--- What you need to do ---
Write only the number of lines in the entries below that contain the string "ttest".

--- Provided data ---
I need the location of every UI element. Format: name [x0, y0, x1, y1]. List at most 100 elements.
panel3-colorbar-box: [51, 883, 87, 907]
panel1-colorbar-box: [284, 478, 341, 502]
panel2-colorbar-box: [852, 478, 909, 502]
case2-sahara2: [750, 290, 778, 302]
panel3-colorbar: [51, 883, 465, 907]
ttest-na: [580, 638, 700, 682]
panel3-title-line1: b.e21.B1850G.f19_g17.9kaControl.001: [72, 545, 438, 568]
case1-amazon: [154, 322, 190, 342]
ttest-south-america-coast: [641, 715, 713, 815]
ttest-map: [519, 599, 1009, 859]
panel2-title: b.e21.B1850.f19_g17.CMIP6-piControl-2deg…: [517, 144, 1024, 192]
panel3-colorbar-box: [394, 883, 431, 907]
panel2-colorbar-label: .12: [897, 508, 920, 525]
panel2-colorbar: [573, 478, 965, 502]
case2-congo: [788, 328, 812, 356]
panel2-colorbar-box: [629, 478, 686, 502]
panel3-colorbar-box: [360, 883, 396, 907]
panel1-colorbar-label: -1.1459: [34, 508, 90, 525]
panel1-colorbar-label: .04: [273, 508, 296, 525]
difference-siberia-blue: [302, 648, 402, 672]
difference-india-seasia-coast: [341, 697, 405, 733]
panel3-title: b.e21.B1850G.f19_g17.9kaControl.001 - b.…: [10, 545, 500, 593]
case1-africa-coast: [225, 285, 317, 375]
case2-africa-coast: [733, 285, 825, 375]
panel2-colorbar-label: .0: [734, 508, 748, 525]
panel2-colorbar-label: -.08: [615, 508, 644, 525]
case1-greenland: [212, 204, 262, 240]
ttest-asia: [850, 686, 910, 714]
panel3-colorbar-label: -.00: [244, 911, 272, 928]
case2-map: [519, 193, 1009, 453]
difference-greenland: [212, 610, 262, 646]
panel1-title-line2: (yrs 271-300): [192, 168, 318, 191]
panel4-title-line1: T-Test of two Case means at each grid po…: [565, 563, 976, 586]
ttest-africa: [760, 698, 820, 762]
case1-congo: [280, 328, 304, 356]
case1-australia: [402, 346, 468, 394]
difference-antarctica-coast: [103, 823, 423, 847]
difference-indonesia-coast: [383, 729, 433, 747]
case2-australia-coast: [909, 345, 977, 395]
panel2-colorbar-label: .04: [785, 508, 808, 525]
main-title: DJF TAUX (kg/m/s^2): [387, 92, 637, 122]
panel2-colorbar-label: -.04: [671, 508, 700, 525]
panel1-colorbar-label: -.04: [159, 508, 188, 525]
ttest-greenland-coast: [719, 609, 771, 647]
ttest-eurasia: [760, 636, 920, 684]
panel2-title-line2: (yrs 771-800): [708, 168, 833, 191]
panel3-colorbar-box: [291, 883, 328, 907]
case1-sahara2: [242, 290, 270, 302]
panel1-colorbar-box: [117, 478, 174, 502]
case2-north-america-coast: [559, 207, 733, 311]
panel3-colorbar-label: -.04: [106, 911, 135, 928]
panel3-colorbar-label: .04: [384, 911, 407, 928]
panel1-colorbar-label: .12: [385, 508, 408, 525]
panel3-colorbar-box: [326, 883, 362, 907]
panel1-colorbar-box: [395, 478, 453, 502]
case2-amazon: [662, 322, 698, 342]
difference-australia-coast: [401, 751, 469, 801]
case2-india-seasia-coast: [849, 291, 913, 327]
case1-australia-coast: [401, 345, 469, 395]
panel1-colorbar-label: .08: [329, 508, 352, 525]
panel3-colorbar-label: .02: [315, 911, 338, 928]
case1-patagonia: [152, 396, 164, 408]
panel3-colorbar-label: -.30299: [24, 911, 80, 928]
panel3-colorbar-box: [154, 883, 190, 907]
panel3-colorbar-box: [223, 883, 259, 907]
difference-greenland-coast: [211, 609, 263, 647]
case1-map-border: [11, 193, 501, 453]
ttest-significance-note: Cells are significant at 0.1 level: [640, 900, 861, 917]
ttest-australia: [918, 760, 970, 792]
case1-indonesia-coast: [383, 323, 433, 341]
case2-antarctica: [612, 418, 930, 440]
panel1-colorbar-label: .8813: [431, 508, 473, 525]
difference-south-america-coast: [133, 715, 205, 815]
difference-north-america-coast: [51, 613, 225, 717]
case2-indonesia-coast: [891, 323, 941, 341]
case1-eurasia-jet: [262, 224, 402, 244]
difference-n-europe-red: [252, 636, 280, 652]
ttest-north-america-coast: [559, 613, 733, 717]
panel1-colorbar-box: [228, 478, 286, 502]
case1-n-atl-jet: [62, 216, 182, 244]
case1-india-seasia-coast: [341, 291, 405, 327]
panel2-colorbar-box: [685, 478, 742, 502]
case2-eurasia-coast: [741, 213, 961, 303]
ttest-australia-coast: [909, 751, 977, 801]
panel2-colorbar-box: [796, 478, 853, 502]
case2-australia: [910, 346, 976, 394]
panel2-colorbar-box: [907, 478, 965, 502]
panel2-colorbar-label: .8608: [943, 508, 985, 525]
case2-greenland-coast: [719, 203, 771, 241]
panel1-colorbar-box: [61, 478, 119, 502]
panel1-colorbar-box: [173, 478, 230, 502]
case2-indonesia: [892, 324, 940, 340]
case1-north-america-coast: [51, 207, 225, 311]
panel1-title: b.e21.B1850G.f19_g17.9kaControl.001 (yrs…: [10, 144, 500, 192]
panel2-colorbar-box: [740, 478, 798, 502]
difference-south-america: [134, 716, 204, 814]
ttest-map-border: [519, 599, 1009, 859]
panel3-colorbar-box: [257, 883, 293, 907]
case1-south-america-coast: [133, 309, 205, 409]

--- Task response ---
12